■ Task to carry out: Recreate the listing that follows line for line, without pictures.

■ Entries shown:

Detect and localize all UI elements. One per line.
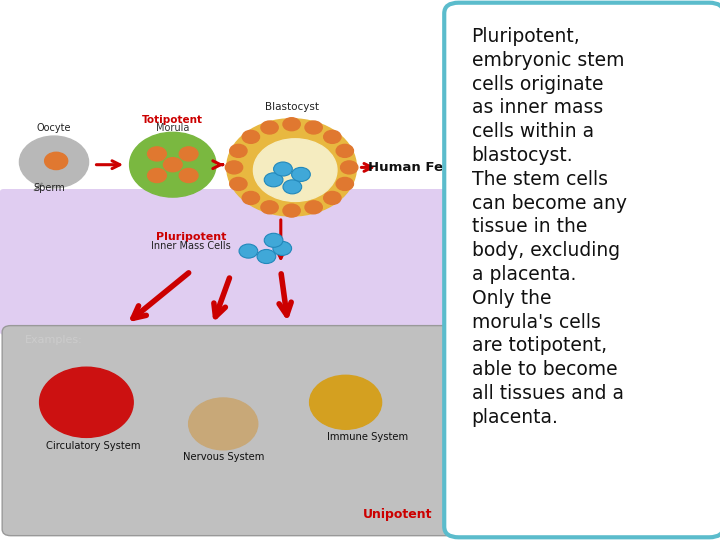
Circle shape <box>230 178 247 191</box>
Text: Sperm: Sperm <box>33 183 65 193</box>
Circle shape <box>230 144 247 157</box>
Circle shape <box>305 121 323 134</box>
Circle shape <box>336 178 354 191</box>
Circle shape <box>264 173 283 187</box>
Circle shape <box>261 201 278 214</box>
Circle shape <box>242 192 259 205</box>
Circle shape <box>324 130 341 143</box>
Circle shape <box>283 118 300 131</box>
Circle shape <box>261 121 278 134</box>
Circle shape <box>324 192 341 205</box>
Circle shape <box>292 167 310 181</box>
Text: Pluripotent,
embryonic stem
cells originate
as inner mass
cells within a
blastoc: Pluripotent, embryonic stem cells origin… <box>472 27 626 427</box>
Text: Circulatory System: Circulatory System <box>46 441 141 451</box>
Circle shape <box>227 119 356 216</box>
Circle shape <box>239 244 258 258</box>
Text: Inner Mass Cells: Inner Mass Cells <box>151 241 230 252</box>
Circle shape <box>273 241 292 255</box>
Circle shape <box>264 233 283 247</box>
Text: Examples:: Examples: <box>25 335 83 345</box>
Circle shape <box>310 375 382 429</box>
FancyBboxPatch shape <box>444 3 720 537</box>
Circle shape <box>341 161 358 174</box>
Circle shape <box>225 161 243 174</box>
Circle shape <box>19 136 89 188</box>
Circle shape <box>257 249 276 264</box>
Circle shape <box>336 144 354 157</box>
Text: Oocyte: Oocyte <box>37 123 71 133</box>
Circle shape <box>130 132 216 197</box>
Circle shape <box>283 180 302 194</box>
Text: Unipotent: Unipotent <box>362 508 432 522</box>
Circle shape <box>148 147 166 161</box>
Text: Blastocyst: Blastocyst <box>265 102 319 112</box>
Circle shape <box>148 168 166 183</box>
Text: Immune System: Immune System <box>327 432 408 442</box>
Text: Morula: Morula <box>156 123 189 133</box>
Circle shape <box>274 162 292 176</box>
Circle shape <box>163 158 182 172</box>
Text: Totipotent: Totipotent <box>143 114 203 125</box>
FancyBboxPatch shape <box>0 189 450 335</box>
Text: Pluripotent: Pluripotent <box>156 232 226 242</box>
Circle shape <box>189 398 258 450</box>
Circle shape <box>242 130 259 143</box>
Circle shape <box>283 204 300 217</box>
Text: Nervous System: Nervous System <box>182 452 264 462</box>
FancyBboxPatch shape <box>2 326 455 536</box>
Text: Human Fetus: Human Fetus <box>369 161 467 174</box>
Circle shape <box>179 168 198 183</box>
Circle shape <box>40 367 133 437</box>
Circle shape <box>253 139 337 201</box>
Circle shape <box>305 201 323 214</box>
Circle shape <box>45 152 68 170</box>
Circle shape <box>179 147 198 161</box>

■ Written solution:
Detect and localize all UI elements. One per line.
Circle shape <box>230 178 247 191</box>
Text: Sperm: Sperm <box>33 183 65 193</box>
Circle shape <box>230 144 247 157</box>
Circle shape <box>305 121 323 134</box>
Circle shape <box>336 178 354 191</box>
Circle shape <box>264 173 283 187</box>
Circle shape <box>261 201 278 214</box>
Circle shape <box>242 192 259 205</box>
Circle shape <box>324 130 341 143</box>
Circle shape <box>283 118 300 131</box>
Circle shape <box>261 121 278 134</box>
Circle shape <box>324 192 341 205</box>
Circle shape <box>292 167 310 181</box>
Text: Pluripotent,
embryonic stem
cells originate
as inner mass
cells within a
blastoc: Pluripotent, embryonic stem cells origin… <box>472 27 626 427</box>
Text: Circulatory System: Circulatory System <box>46 441 141 451</box>
Circle shape <box>227 119 356 216</box>
Circle shape <box>239 244 258 258</box>
Text: Inner Mass Cells: Inner Mass Cells <box>151 241 230 252</box>
Circle shape <box>273 241 292 255</box>
Circle shape <box>264 233 283 247</box>
Text: Examples:: Examples: <box>25 335 83 345</box>
Circle shape <box>310 375 382 429</box>
FancyBboxPatch shape <box>444 3 720 537</box>
Circle shape <box>341 161 358 174</box>
Circle shape <box>225 161 243 174</box>
Circle shape <box>19 136 89 188</box>
Circle shape <box>257 249 276 264</box>
Circle shape <box>336 144 354 157</box>
Text: Oocyte: Oocyte <box>37 123 71 133</box>
Circle shape <box>130 132 216 197</box>
Circle shape <box>283 180 302 194</box>
Text: Unipotent: Unipotent <box>362 508 432 522</box>
Circle shape <box>148 147 166 161</box>
Text: Blastocyst: Blastocyst <box>265 102 319 112</box>
Circle shape <box>148 168 166 183</box>
Text: Immune System: Immune System <box>327 432 408 442</box>
Text: Morula: Morula <box>156 123 189 133</box>
Circle shape <box>274 162 292 176</box>
Circle shape <box>163 158 182 172</box>
Text: Totipotent: Totipotent <box>143 114 203 125</box>
FancyBboxPatch shape <box>0 189 450 335</box>
Text: Pluripotent: Pluripotent <box>156 232 226 242</box>
Circle shape <box>189 398 258 450</box>
Circle shape <box>242 130 259 143</box>
Circle shape <box>283 204 300 217</box>
Text: Nervous System: Nervous System <box>182 452 264 462</box>
FancyBboxPatch shape <box>2 326 455 536</box>
Text: Human Fetus: Human Fetus <box>369 161 467 174</box>
Circle shape <box>179 168 198 183</box>
Circle shape <box>40 367 133 437</box>
Circle shape <box>253 139 337 201</box>
Circle shape <box>305 201 323 214</box>
Circle shape <box>45 152 68 170</box>
Circle shape <box>179 147 198 161</box>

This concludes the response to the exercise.